-- Start of Entries shown --
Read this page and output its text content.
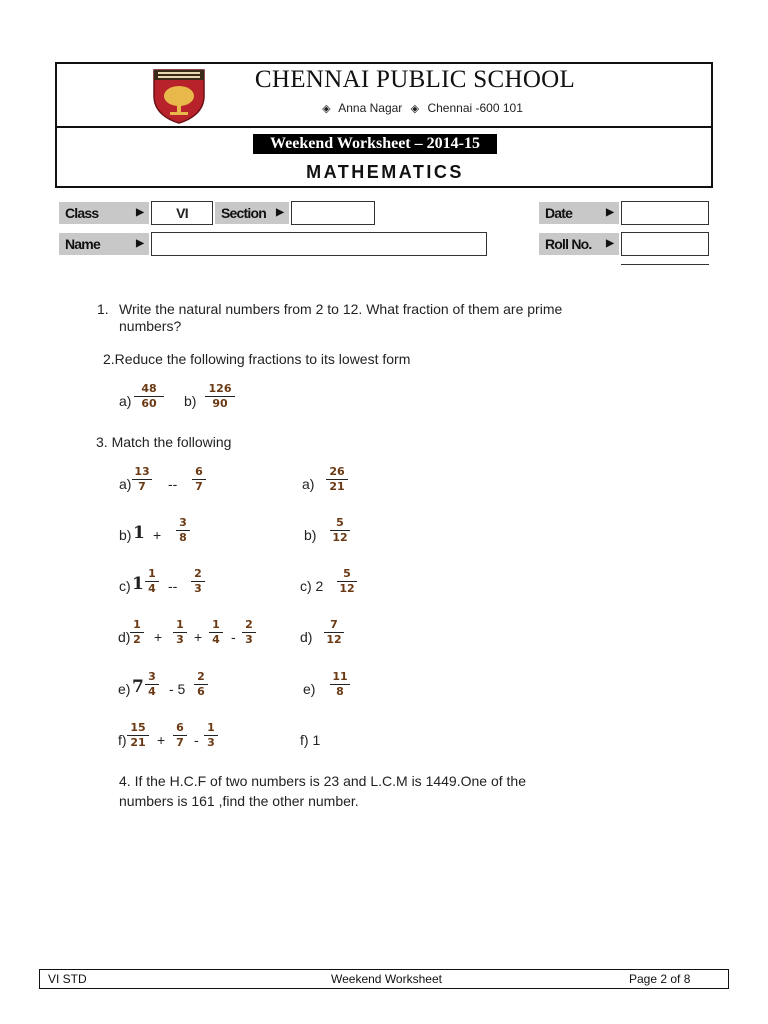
CHENNAI PUBLIC SCHOOL
◈ Anna Nagar ◈ Chennai -600 101
Weekend Worksheet – 2014-15
MATHEMATICS
Class	▶	VI	Section ▶	Date	▶
Name	▶	Roll No. ▶
1. Write the natural numbers from 2 to 12. What fraction of them are prime
numbers?
2.Reduce the following fractions to its lowest form
a)
48
60	b)
126
90
3. Match the following
a)
13
7	--
6
7	a)
26
21
b) 1 +
3
8	b)
5
12
c) 1
1
4 --
2
3	c) 2
5
12
d)
1
2 +
1
3 +
1
4 -
2
3	d)
7
12
e) 7
3
4 - 5
2
6	e)
11
8
f)
15
21 +
6
7 -
1
3	f) 1
4. If the H.C.F of two numbers is 23 and L.C.M is 1449.One of the
numbers is 161 ,find the other number.
VI STD	Weekend Worksheet	Page 2 of 8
-- End of Entries shown --
== Goal ==
Find the word "numbers" in the entries above and gather every line that holds it.

== Result for this task ==
1. Write the natural numbers from 2 to 12. What fraction of them are prime
numbers?
4. If the H.C.F of two numbers is 23 and L.C.M is 1449.One of the
numbers is 161 ,find the other number.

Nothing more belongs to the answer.